• _Exercise goal_:
The records below are to be copied word for word, with every picture left out.

>> Begin

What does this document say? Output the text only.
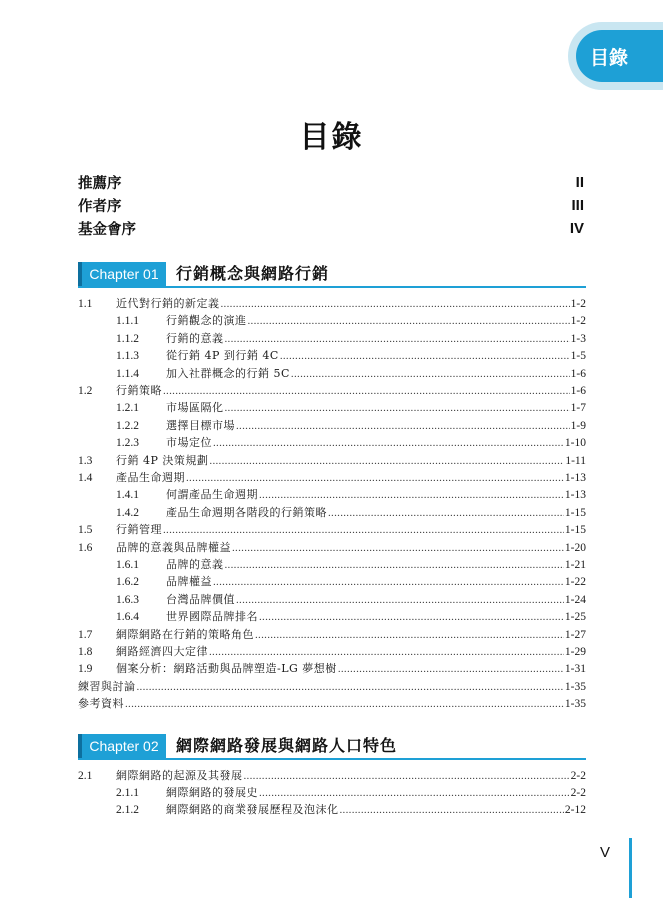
目錄
目錄
推薦序	II
作者序	III
基金會序	IV
Chapter 01	行銷概念與網路行銷
1.1	近代對行銷的新定義 .....	1-2
1.1.1	行銷觀念的演進 .....	1-2
1.1.2	行銷的意義 .....	1-3
1.1.3	從行銷 4P 到行銷 4C .....	1-5
1.1.4	加入社群概念的行銷 5C .....	1-6
1.2	行銷策略 .....	1-6
1.2.1	市場區隔化 .....	1-7
1.2.2	選擇目標市場 .....	1-9
1.2.3	市場定位 .....	1-10
1.3	行銷 4P 決策規劃 .....	1-11
1.4	產品生命週期 .....	1-13
1.4.1	何謂產品生命週期 .....	1-13
1.4.2	產品生命週期各階段的行銷策略 .....	1-15
1.5	行銷管理 .....	1-15
1.6	品牌的意義與品牌權益 .....	1-20
1.6.1	品牌的意義 .....	1-21
1.6.2	品牌權益 .....	1-22
1.6.3	台灣品牌價值 .....	1-24
1.6.4	世界國際品牌排名 .....	1-25
1.7	網際網路在行銷的策略角色 .....	1-27
1.8	網路經濟四大定律 .....	1-29
1.9	個案分析：網路活動與品牌塑造-LG 夢想樹 .....	1-31
練習與討論 .....	1-35
參考資料 .....	1-35
Chapter 02	網際網路發展與網路人口特色
2.1	網際網路的起源及其發展 .....	2-2
2.1.1	網際網路的發展史 .....	2-2
2.1.2	網際網路的商業發展歷程及泡沫化 .....	2-12
V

>> End

• _Problem solution_:
What does this document say? Output the text only.
目錄
目錄
推薦序	II
作者序	III
基金會序	IV
Chapter 01	行銷概念與網路行銷
1.1	近代對行銷的新定義 .....	1-2
1.1.1	行銷觀念的演進 .....	1-2
1.1.2	行銷的意義 .....	1-3
1.1.3	從行銷 4P 到行銷 4C .....	1-5
1.1.4	加入社群概念的行銷 5C .....	1-6
1.2	行銷策略 .....	1-6
1.2.1	市場區隔化 .....	1-7
1.2.2	選擇目標市場 .....	1-9
1.2.3	市場定位 .....	1-10
1.3	行銷 4P 決策規劃 .....	1-11
1.4	產品生命週期 .....	1-13
1.4.1	何謂產品生命週期 .....	1-13
1.4.2	產品生命週期各階段的行銷策略 .....	1-15
1.5	行銷管理 .....	1-15
1.6	品牌的意義與品牌權益 .....	1-20
1.6.1	品牌的意義 .....	1-21
1.6.2	品牌權益 .....	1-22
1.6.3	台灣品牌價值 .....	1-24
1.6.4	世界國際品牌排名 .....	1-25
1.7	網際網路在行銷的策略角色 .....	1-27
1.8	網路經濟四大定律 .....	1-29
1.9	個案分析：網路活動與品牌塑造-LG 夢想樹 .....	1-31
練習與討論 .....	1-35
參考資料 .....	1-35
Chapter 02	網際網路發展與網路人口特色
2.1	網際網路的起源及其發展 .....	2-2
2.1.1	網際網路的發展史 .....	2-2
2.1.2	網際網路的商業發展歷程及泡沫化 .....	2-12
V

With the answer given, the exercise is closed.